- [What to work on]: Filter the entries below, keeping every line that has the word "Dworazek".

- [Stored records]:
_ _ _ _ _ _ _

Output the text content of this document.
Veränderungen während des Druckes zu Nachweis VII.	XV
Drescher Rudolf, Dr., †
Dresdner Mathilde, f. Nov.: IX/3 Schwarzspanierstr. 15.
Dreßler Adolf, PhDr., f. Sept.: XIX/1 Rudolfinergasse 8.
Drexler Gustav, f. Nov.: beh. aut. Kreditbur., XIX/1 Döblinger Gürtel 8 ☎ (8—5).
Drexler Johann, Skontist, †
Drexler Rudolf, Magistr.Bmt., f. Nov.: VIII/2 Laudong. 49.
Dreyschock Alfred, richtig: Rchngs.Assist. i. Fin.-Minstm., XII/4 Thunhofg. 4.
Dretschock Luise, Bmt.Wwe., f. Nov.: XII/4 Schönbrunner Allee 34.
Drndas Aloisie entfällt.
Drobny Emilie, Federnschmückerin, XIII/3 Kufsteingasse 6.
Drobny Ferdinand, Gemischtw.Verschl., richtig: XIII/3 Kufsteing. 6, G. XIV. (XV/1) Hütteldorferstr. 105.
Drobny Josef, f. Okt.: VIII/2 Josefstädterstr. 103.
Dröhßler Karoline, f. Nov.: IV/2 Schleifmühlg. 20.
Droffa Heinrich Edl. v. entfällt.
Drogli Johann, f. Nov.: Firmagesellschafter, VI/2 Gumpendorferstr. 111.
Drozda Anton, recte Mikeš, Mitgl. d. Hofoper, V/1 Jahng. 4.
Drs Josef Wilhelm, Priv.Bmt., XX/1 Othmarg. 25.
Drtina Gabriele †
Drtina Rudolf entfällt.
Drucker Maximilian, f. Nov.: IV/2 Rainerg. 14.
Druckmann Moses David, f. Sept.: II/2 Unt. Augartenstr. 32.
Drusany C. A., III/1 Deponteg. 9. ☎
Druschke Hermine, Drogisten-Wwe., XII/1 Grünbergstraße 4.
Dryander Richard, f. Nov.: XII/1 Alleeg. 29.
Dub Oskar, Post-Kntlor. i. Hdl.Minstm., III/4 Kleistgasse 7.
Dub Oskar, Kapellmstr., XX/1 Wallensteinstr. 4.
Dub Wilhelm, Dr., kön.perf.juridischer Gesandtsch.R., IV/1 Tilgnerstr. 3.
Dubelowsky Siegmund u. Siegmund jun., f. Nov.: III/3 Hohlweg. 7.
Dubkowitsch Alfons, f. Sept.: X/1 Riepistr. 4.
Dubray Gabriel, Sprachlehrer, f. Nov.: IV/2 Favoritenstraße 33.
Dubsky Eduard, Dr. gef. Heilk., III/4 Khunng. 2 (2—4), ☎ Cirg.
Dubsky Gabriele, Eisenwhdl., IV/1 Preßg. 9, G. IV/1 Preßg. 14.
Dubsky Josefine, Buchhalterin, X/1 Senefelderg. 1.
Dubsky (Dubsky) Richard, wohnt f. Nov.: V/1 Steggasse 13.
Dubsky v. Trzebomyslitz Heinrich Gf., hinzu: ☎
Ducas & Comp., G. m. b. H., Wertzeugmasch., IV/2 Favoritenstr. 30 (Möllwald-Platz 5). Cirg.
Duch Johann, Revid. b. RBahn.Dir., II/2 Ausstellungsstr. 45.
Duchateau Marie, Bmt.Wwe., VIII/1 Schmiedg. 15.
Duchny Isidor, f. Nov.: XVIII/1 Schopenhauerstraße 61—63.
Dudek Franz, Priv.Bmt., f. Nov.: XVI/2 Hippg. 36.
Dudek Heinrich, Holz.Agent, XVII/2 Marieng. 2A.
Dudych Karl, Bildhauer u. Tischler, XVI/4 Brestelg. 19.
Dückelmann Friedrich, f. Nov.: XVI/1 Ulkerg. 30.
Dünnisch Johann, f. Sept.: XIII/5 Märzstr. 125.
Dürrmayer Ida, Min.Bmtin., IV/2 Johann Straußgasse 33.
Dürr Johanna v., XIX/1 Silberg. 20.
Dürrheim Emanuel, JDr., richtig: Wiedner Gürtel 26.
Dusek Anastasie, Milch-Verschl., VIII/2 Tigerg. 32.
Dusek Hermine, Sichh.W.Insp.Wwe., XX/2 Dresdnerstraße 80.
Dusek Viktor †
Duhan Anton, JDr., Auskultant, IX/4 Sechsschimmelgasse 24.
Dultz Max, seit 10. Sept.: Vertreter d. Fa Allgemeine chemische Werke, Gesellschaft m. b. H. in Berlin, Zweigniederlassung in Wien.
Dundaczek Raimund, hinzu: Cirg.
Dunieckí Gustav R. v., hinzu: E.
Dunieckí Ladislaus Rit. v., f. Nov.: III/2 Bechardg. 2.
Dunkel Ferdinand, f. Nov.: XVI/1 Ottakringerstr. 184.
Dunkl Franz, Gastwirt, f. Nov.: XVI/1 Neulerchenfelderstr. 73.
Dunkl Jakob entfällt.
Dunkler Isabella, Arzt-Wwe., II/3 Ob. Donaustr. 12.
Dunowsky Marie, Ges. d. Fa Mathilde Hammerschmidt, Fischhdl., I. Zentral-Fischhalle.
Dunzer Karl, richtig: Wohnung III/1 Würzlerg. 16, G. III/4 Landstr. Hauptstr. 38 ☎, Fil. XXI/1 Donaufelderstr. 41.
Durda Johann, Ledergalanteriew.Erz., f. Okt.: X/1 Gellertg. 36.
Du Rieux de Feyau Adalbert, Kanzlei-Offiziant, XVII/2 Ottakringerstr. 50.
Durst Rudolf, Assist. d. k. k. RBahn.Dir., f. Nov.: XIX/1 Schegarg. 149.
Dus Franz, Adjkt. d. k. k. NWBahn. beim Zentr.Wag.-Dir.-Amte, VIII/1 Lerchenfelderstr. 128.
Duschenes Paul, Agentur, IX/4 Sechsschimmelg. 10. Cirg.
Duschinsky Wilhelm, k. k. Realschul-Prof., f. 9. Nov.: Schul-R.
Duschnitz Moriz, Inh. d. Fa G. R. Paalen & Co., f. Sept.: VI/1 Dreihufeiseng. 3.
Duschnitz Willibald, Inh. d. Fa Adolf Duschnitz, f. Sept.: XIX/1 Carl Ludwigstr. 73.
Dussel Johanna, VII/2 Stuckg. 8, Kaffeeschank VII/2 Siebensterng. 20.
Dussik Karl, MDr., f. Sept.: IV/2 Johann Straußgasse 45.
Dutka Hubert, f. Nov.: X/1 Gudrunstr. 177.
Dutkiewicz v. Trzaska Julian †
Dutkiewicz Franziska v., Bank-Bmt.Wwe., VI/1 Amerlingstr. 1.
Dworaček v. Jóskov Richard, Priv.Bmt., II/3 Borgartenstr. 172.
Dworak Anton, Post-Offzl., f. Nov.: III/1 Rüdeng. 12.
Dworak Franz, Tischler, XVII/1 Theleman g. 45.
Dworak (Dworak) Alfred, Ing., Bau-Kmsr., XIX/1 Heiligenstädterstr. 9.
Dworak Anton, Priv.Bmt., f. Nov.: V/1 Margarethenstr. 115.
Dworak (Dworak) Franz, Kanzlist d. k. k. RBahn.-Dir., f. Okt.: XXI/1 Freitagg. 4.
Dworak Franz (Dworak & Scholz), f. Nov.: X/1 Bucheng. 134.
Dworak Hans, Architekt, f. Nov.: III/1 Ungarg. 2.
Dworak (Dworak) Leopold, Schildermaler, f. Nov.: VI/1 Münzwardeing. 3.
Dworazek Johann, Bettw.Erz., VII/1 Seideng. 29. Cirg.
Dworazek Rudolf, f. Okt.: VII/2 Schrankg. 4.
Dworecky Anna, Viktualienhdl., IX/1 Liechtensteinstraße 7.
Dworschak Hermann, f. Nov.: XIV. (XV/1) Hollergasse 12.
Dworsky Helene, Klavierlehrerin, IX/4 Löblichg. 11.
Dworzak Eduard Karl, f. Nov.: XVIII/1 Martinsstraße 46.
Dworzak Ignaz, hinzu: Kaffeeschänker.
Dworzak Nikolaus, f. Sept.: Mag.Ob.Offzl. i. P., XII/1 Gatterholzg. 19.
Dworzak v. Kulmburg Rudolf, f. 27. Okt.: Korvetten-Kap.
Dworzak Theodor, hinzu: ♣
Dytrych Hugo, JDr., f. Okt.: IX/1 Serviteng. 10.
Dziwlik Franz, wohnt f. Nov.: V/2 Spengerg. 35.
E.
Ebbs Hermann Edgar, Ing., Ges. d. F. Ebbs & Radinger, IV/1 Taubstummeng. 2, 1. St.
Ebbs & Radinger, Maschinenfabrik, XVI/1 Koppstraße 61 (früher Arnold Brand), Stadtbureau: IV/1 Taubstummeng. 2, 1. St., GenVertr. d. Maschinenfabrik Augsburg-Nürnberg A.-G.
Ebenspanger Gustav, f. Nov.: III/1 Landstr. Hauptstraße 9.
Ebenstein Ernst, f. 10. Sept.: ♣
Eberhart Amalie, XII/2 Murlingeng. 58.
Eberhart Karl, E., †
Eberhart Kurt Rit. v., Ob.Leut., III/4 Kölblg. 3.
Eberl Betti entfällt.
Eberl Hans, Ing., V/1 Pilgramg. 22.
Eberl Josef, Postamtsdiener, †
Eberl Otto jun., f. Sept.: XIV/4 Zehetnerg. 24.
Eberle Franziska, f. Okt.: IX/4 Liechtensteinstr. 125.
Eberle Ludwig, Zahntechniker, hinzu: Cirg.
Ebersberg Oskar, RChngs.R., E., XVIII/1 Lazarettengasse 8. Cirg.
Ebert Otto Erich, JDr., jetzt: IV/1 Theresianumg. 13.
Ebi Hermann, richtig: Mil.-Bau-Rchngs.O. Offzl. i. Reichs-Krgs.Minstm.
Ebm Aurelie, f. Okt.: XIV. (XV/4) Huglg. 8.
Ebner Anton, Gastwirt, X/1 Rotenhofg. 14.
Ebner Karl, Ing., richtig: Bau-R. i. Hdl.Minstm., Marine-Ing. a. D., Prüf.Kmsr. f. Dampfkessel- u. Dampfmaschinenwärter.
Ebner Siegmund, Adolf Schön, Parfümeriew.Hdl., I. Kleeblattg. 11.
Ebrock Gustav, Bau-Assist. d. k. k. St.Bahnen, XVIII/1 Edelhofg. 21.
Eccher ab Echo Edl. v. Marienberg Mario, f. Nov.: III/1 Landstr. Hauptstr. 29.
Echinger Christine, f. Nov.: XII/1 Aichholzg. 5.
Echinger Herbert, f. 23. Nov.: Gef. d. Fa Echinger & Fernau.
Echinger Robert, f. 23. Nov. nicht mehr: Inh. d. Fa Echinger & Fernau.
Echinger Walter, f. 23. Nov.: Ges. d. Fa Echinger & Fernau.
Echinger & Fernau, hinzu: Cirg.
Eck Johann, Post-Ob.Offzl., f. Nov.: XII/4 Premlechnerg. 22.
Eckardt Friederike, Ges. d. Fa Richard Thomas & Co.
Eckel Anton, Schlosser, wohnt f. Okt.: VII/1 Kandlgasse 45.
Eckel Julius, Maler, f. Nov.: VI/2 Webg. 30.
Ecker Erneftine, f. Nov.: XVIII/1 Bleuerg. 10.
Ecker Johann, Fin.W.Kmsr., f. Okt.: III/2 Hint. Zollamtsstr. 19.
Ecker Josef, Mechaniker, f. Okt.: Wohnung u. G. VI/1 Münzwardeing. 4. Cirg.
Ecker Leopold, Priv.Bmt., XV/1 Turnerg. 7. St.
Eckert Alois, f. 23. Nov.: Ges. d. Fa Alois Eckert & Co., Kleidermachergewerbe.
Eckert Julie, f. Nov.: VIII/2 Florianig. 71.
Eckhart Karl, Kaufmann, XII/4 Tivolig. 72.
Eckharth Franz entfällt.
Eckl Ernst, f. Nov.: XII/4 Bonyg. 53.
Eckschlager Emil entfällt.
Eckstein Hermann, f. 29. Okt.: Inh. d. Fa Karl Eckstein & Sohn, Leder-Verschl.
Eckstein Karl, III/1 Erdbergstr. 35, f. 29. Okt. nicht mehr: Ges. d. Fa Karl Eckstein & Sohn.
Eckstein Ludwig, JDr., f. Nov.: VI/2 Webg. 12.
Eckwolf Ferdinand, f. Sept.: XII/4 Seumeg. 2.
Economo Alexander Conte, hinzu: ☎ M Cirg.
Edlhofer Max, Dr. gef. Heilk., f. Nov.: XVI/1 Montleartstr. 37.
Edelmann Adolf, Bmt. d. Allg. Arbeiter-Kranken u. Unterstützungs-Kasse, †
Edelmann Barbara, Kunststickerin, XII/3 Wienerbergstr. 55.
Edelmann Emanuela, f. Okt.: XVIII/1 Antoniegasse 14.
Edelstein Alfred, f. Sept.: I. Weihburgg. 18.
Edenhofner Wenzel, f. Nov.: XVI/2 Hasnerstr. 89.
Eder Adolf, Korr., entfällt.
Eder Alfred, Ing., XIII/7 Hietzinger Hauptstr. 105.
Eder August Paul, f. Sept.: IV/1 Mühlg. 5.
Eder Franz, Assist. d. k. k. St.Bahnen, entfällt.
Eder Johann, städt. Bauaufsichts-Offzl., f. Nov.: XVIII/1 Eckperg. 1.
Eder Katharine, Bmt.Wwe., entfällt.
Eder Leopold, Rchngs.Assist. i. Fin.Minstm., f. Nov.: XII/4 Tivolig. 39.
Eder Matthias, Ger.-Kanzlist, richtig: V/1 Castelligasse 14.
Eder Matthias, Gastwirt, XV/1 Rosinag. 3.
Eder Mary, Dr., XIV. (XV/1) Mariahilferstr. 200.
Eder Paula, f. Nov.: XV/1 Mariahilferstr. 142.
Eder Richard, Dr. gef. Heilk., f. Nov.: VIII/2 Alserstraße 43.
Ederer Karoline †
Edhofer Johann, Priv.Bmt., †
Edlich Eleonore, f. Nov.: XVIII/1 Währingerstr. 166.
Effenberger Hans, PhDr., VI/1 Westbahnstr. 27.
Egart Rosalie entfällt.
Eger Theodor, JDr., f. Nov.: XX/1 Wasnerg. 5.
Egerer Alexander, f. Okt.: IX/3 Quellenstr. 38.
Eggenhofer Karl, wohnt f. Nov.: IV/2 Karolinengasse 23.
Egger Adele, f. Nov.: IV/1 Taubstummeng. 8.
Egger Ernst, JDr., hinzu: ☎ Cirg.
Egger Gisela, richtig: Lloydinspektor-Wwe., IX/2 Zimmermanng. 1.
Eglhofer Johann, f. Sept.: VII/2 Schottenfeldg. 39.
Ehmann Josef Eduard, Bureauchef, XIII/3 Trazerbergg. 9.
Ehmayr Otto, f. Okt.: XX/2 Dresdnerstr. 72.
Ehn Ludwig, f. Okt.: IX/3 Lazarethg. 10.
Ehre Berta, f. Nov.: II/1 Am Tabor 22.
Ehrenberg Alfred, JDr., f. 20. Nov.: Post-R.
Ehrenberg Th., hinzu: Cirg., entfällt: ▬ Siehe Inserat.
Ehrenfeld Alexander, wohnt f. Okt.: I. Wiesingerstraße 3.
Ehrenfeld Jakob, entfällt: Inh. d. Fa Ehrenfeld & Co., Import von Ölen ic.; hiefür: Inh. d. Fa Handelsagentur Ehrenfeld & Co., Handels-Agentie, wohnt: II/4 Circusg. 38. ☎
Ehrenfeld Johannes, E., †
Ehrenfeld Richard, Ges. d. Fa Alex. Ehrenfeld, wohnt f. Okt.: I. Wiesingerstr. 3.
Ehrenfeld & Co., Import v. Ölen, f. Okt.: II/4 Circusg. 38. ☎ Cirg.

_ _ _ _ _ _ _

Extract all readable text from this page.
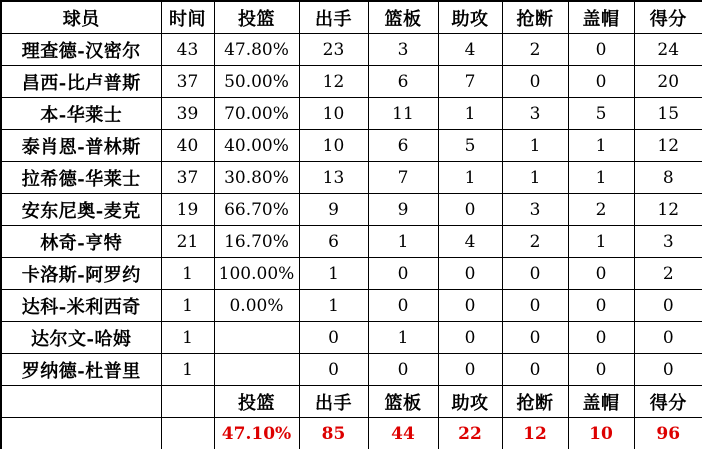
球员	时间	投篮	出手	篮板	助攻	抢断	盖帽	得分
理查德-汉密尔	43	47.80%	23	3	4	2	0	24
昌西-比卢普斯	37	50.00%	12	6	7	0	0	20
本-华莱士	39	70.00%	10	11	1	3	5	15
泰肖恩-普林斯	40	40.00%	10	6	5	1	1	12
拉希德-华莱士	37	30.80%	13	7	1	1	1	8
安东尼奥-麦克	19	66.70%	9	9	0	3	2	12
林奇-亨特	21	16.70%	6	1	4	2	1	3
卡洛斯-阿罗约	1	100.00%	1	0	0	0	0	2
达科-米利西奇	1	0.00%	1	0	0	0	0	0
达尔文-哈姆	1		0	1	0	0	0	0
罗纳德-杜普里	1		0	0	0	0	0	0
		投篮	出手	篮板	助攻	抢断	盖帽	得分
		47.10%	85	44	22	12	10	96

_ _ _ _ _ _ _

- [Exercise response]:
Dworazek Johann, Bettw.Erz., VII/1 Seideng. 29. Cirg.
Dworazek Rudolf, f. Okt.: VII/2 Schrankg. 4.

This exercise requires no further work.